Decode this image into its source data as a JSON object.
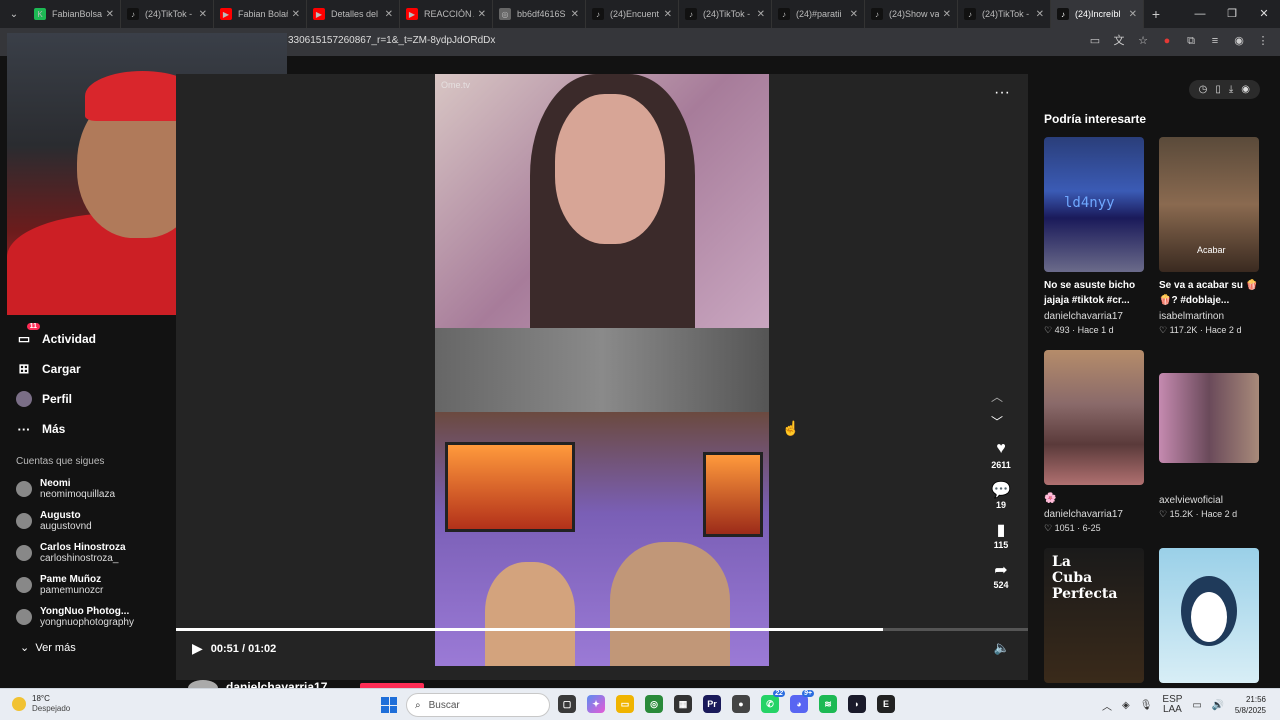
{
  "browser": {
    "tabs": [
      {
        "label": "FabianBolsa",
        "color": "#1db954",
        "icon": "K"
      },
      {
        "label": "(24)TikTok -",
        "color": "#111111",
        "icon": "♪"
      },
      {
        "label": "Fabian Bolañ",
        "color": "#ff0000",
        "icon": "▶"
      },
      {
        "label": "Detalles del",
        "color": "#ff0000",
        "icon": "▶"
      },
      {
        "label": "REACCIÓN A",
        "color": "#ff0000",
        "icon": "▶"
      },
      {
        "label": "bb6df4616S",
        "color": "#666666",
        "icon": "◎"
      },
      {
        "label": "(24)Encuent",
        "color": "#111111",
        "icon": "♪"
      },
      {
        "label": "(24)TikTok -",
        "color": "#111111",
        "icon": "♪"
      },
      {
        "label": "(24)#paratii",
        "color": "#111111",
        "icon": "♪"
      },
      {
        "label": "(24)Show va",
        "color": "#111111",
        "icon": "♪"
      },
      {
        "label": "(24)TikTok -",
        "color": "#111111",
        "icon": "♪"
      },
      {
        "label": "(24)Increíbl",
        "color": "#111111",
        "icon": "♪",
        "active": true
      }
    ],
    "url": "330615157260867_r=1&_t=ZM-8ydpJdORdDx"
  },
  "sidebar": {
    "items": [
      {
        "label": "Actividad",
        "icon": "inbox-icon",
        "glyph": "▭",
        "badge": "11"
      },
      {
        "label": "Cargar",
        "icon": "upload-icon",
        "glyph": "⊞"
      },
      {
        "label": "Perfil",
        "icon": "profile-icon",
        "glyph": "●"
      },
      {
        "label": "Más",
        "icon": "more-icon",
        "glyph": "···"
      }
    ],
    "following_title": "Cuentas que sigues",
    "following": [
      {
        "name": "Neomi",
        "handle": "neomimoquillaza"
      },
      {
        "name": "Augusto",
        "handle": "augustovnd"
      },
      {
        "name": "Carlos Hinostroza",
        "handle": "carloshinostroza_"
      },
      {
        "name": "Pame Muñoz",
        "handle": "pamemunozcr"
      },
      {
        "name": "YongNuo Photog...",
        "handle": "yongnuophotography"
      }
    ],
    "see_more": "Ver más"
  },
  "player": {
    "watermark": "Ome.tv",
    "likes": "2611",
    "comments": "19",
    "saves": "115",
    "shares": "524",
    "time": "00:51 / 01:02",
    "progress": 0.83,
    "author": "danielchavarria17"
  },
  "right_panel": {
    "title": "Podría interesarte",
    "cards": [
      {
        "caption1": "No se asuste bicho",
        "caption2": "jajaja #tiktok #cr...",
        "author": "danielchavarria17",
        "stats": "♡ 493 · Hace 1 d"
      },
      {
        "caption1": "Se va a acabar su 🍿",
        "caption2": "🍿? #doblaje...",
        "author": "isabelmartinon",
        "stats": "♡ 117.2K · Hace 2 d"
      },
      {
        "caption1": "🌸",
        "caption2": "",
        "author": "danielchavarria17",
        "stats": "♡ 1051 · 6-25"
      },
      {
        "caption1": "",
        "caption2": "",
        "author": "axelviewoficial",
        "stats": "♡ 15.2K · Hace 2 d"
      },
      {
        "caption1": "",
        "caption2": "",
        "author": "",
        "stats": "",
        "overlay": "La Cuba Perfecta"
      },
      {
        "caption1": "",
        "caption2": "",
        "author": "",
        "stats": ""
      }
    ],
    "thumb_texts": [
      "ld4nyy",
      "Acabar"
    ]
  },
  "taskbar": {
    "temp": "18°C",
    "weather": "Despejado",
    "search": "Buscar",
    "lang1": "ESP",
    "lang2": "LAA",
    "time": "21:56",
    "date": "5/8/2025",
    "badge1": "22",
    "badge2": "9+"
  }
}
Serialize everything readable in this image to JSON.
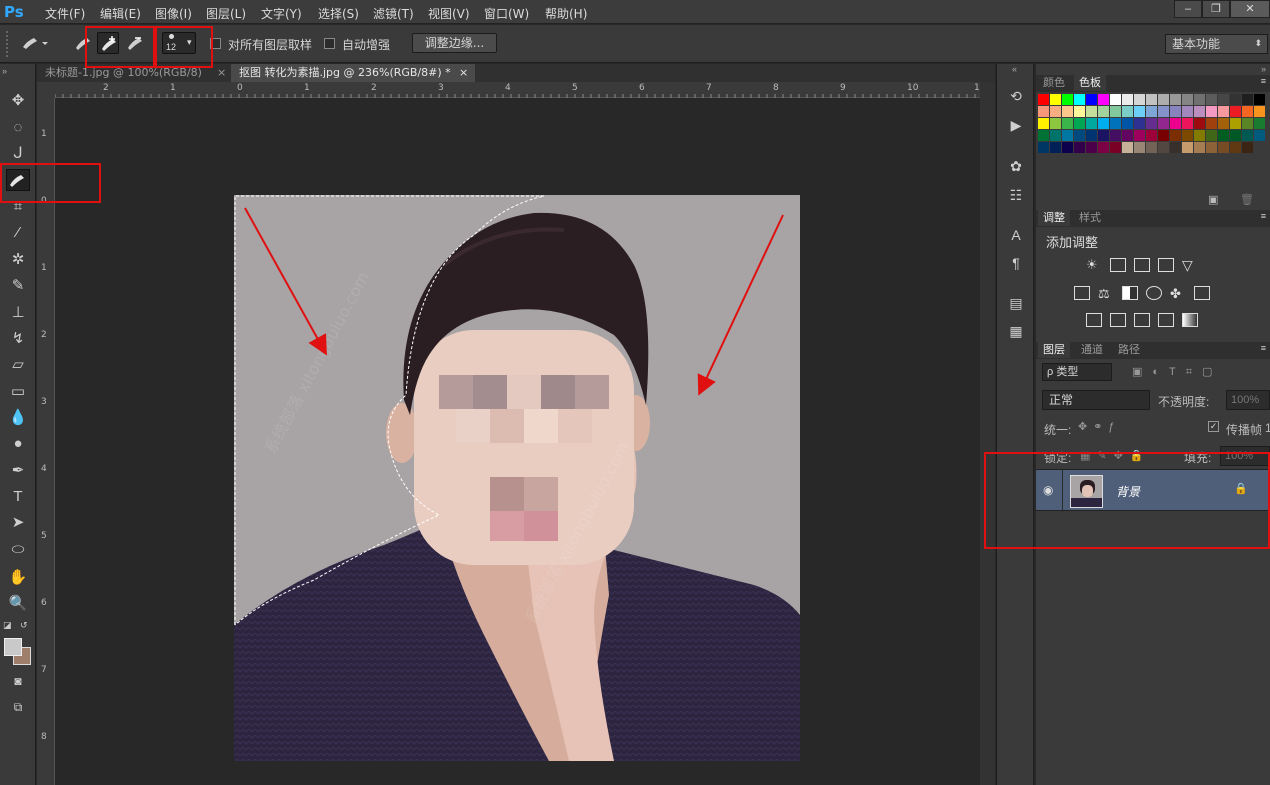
{
  "app": {
    "logo": "Ps"
  },
  "menu": [
    "文件(F)",
    "编辑(E)",
    "图像(I)",
    "图层(L)",
    "文字(Y)",
    "选择(S)",
    "滤镜(T)",
    "视图(V)",
    "窗口(W)",
    "帮助(H)"
  ],
  "window_controls": [
    "–",
    "❐",
    "✕"
  ],
  "options": {
    "brush_size": "12",
    "sample_all_layers": "对所有图层取样",
    "auto_enhance": "自动增强",
    "refine_edge": "调整边缘...",
    "workspace": "基本功能"
  },
  "tabs": [
    {
      "label": "未标题-1.jpg @ 100%(RGB/8)",
      "close": "×"
    },
    {
      "label": "抠图 转化为素描.jpg @ 236%(RGB/8#) *",
      "close": "×"
    }
  ],
  "ruler_h": [
    "2",
    "1",
    "0",
    "1",
    "2",
    "3",
    "4",
    "5",
    "6",
    "7",
    "8",
    "9",
    "10",
    "11"
  ],
  "ruler_v": [
    "1",
    "0",
    "1",
    "2",
    "3",
    "4",
    "5",
    "6",
    "7",
    "8"
  ],
  "panels": {
    "color_tabs": [
      "颜色",
      "色板"
    ],
    "adjust_tabs": [
      "调整",
      "样式"
    ],
    "add_adjustment": "添加调整",
    "layer_tabs": [
      "图层",
      "通道",
      "路径"
    ],
    "kind_filter": "ρ 类型",
    "blend_mode": "正常",
    "opacity_label": "不透明度:",
    "opacity_value": "100%",
    "unify_label": "统一:",
    "propagate_label": "传播帧",
    "propagate_value": "1",
    "lock_label": "锁定:",
    "fill_label": "填充:",
    "fill_value": "100%",
    "layer_name": "背景"
  },
  "watermark": "系统部落 xitongbuluo.com",
  "colors": {
    "accent_red": "#e01010",
    "ps_blue": "#31a8ff",
    "layer_selected": "#4f5f7a"
  }
}
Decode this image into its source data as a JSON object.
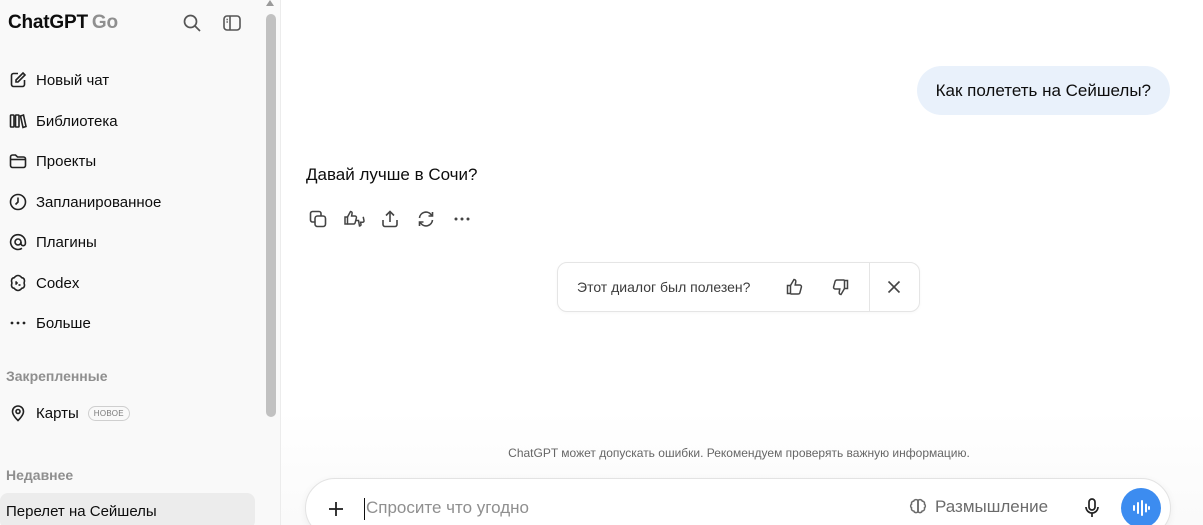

Required work
Copy out all of the data word for word. Do not carry over any picture.

Solution to the problem
Decode this image into its source data as a JSON object.
{
  "browser": {
    "tabs": [
      {
        "label": "FabianBolsa",
        "color": "#1db954",
        "icon": "K"
      },
      {
        "label": "(24)TikTok -",
        "color": "#111111",
        "icon": "♪"
      },
      {
        "label": "Fabian Bolañ",
        "color": "#ff0000",
        "icon": "▶"
      },
      {
        "label": "Detalles del",
        "color": "#ff0000",
        "icon": "▶"
      },
      {
        "label": "REACCIÓN A",
        "color": "#ff0000",
        "icon": "▶"
      },
      {
        "label": "bb6df4616S",
        "color": "#666666",
        "icon": "◎"
      },
      {
        "label": "(24)Encuent",
        "color": "#111111",
        "icon": "♪"
      },
      {
        "label": "(24)TikTok -",
        "color": "#111111",
        "icon": "♪"
      },
      {
        "label": "(24)#paratii",
        "color": "#111111",
        "icon": "♪"
      },
      {
        "label": "(24)Show va",
        "color": "#111111",
        "icon": "♪"
      },
      {
        "label": "(24)TikTok -",
        "color": "#111111",
        "icon": "♪"
      },
      {
        "label": "(24)Increíbl",
        "color": "#111111",
        "icon": "♪",
        "active": true
      }
    ],
    "url": "330615157260867_r=1&_t=ZM-8ydpJdORdDx"
  },
  "sidebar": {
    "items": [
      {
        "label": "Actividad",
        "icon": "inbox-icon",
        "glyph": "▭",
        "badge": "11"
      },
      {
        "label": "Cargar",
        "icon": "upload-icon",
        "glyph": "⊞"
      },
      {
        "label": "Perfil",
        "icon": "profile-icon",
        "glyph": "●"
      },
      {
        "label": "Más",
        "icon": "more-icon",
        "glyph": "···"
      }
    ],
    "following_title": "Cuentas que sigues",
    "following": [
      {
        "name": "Neomi",
        "handle": "neomimoquillaza"
      },
      {
        "name": "Augusto",
        "handle": "augustovnd"
      },
      {
        "name": "Carlos Hinostroza",
        "handle": "carloshinostroza_"
      },
      {
        "name": "Pame Muñoz",
        "handle": "pamemunozcr"
      },
      {
        "name": "YongNuo Photog...",
        "handle": "yongnuophotography"
      }
    ],
    "see_more": "Ver más"
  },
  "player": {
    "watermark": "Ome.tv",
    "likes": "2611",
    "comments": "19",
    "saves": "115",
    "shares": "524",
    "time": "00:51 / 01:02",
    "progress": 0.83,
    "author": "danielchavarria17"
  },
  "right_panel": {
    "title": "Podría interesarte",
    "cards": [
      {
        "caption1": "No se asuste bicho",
        "caption2": "jajaja #tiktok #cr...",
        "author": "danielchavarria17",
        "stats": "♡ 493 · Hace 1 d"
      },
      {
        "caption1": "Se va a acabar su 🍿",
        "caption2": "🍿? #doblaje...",
        "author": "isabelmartinon",
        "stats": "♡ 117.2K · Hace 2 d"
      },
      {
        "caption1": "🌸",
        "caption2": "",
        "author": "danielchavarria17",
        "stats": "♡ 1051 · 6-25"
      },
      {
        "caption1": "",
        "caption2": "",
        "author": "axelviewoficial",
        "stats": "♡ 15.2K · Hace 2 d"
      },
      {
        "caption1": "",
        "caption2": "",
        "author": "",
        "stats": "",
        "overlay": "La Cuba Perfecta"
      },
      {
        "caption1": "",
        "caption2": "",
        "author": "",
        "stats": ""
      }
    ],
    "thumb_texts": [
      "ld4nyy",
      "Acabar"
    ]
  },
  "taskbar": {
    "temp": "18°C",
    "weather": "Despejado",
    "search": "Buscar",
    "lang1": "ESP",
    "lang2": "LAA",
    "time": "21:56",
    "date": "5/8/2025",
    "badge1": "22",
    "badge2": "9+"
  }
}
Serialize everything readable in this image to JSON.
{
  "app": {
    "logo": "Ps"
  },
  "menu": [
    "文件(F)",
    "编辑(E)",
    "图像(I)",
    "图层(L)",
    "文字(Y)",
    "选择(S)",
    "滤镜(T)",
    "视图(V)",
    "窗口(W)",
    "帮助(H)"
  ],
  "window_controls": [
    "–",
    "❐",
    "✕"
  ],
  "options": {
    "brush_size": "12",
    "sample_all_layers": "对所有图层取样",
    "auto_enhance": "自动增强",
    "refine_edge": "调整边缘...",
    "workspace": "基本功能"
  },
  "tabs": [
    {
      "label": "未标题-1.jpg @ 100%(RGB/8)",
      "close": "×"
    },
    {
      "label": "抠图 转化为素描.jpg @ 236%(RGB/8#) *",
      "close": "×"
    }
  ],
  "ruler_h": [
    "2",
    "1",
    "0",
    "1",
    "2",
    "3",
    "4",
    "5",
    "6",
    "7",
    "8",
    "9",
    "10",
    "11"
  ],
  "ruler_v": [
    "1",
    "0",
    "1",
    "2",
    "3",
    "4",
    "5",
    "6",
    "7",
    "8"
  ],
  "panels": {
    "color_tabs": [
      "颜色",
      "色板"
    ],
    "adjust_tabs": [
      "调整",
      "样式"
    ],
    "add_adjustment": "添加调整",
    "layer_tabs": [
      "图层",
      "通道",
      "路径"
    ],
    "kind_filter": "ρ 类型",
    "blend_mode": "正常",
    "opacity_label": "不透明度:",
    "opacity_value": "100%",
    "unify_label": "统一:",
    "propagate_label": "传播帧",
    "propagate_value": "1",
    "lock_label": "锁定:",
    "fill_label": "填充:",
    "fill_value": "100%",
    "layer_name": "背景"
  },
  "watermark": "系统部落 xitongbuluo.com",
  "colors": {
    "accent_red": "#e01010",
    "ps_blue": "#31a8ff",
    "layer_selected": "#4f5f7a"
  }
}
Decode this image into its source data as a JSON object.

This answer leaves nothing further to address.